EXERCISE OBJECTIVE — The records below must be transcribed exactly, with each picture left out.

INPUT RECORDS —
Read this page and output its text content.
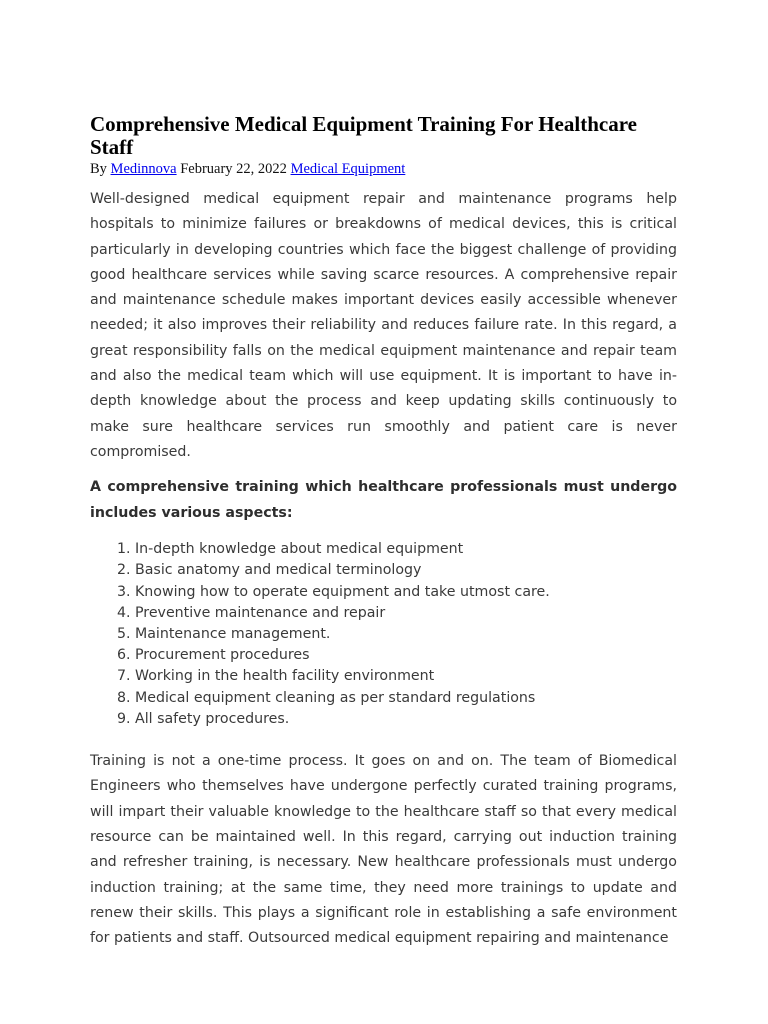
Comprehensive Medical Equipment Training For Healthcare Staff
By Medinnova February 22, 2022 Medical Equipment

Well-designed medical equipment repair and maintenance programs help hospitals to minimize failures or breakdowns of medical devices, this is critical particularly in developing countries which face the biggest challenge of providing good healthcare services while saving scarce resources. A comprehensive repair and maintenance schedule makes important devices easily accessible whenever needed; it also improves their reliability and reduces failure rate. In this regard, a great responsibility falls on the medical equipment maintenance and repair team and also the medical team which will use equipment. It is important to have in-depth knowledge about the process and keep updating skills continuously to make sure healthcare services run smoothly and patient care is never compromised.

A comprehensive training which healthcare professionals must undergo includes various aspects:

1. In-depth knowledge about medical equipment
2. Basic anatomy and medical terminology
3. Knowing how to operate equipment and take utmost care.
4. Preventive maintenance and repair
5. Maintenance management.
6. Procurement procedures
7. Working in the health facility environment
8. Medical equipment cleaning as per standard regulations
9. All safety procedures.

Training is not a one-time process. It goes on and on. The team of Biomedical Engineers who themselves have undergone perfectly curated training programs, will impart their valuable knowledge to the healthcare staff so that every medical resource can be maintained well. In this regard, carrying out induction training and refresher training, is necessary. New healthcare professionals must undergo induction training; at the same time, they need more trainings to update and renew their skills. This plays a significant role in establishing a safe environment for patients and staff. Outsourced medical equipment repairing and maintenance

REPLY —
Read this page and output its text content.
Comprehensive Medical Equipment Training For Healthcare Staff
By Medinnova February 22, 2022 Medical Equipment

Well-designed medical equipment repair and maintenance programs help hospitals to minimize failures or breakdowns of medical devices, this is critical particularly in developing countries which face the biggest challenge of providing good healthcare services while saving scarce resources. A comprehensive repair and maintenance schedule makes important devices easily accessible whenever needed; it also improves their reliability and reduces failure rate. In this regard, a great responsibility falls on the medical equipment maintenance and repair team and also the medical team which will use equipment. It is important to have in-depth knowledge about the process and keep updating skills continuously to make sure healthcare services run smoothly and patient care is never compromised.

A comprehensive training which healthcare professionals must undergo includes various aspects:

1. In-depth knowledge about medical equipment
2. Basic anatomy and medical terminology
3. Knowing how to operate equipment and take utmost care.
4. Preventive maintenance and repair
5. Maintenance management.
6. Procurement procedures
7. Working in the health facility environment
8. Medical equipment cleaning as per standard regulations
9. All safety procedures.

Training is not a one-time process. It goes on and on. The team of Biomedical Engineers who themselves have undergone perfectly curated training programs, will impart their valuable knowledge to the healthcare staff so that every medical resource can be maintained well. In this regard, carrying out induction training and refresher training, is necessary. New healthcare professionals must undergo induction training; at the same time, they need more trainings to update and renew their skills. This plays a significant role in establishing a safe environment for patients and staff. Outsourced medical equipment repairing and maintenance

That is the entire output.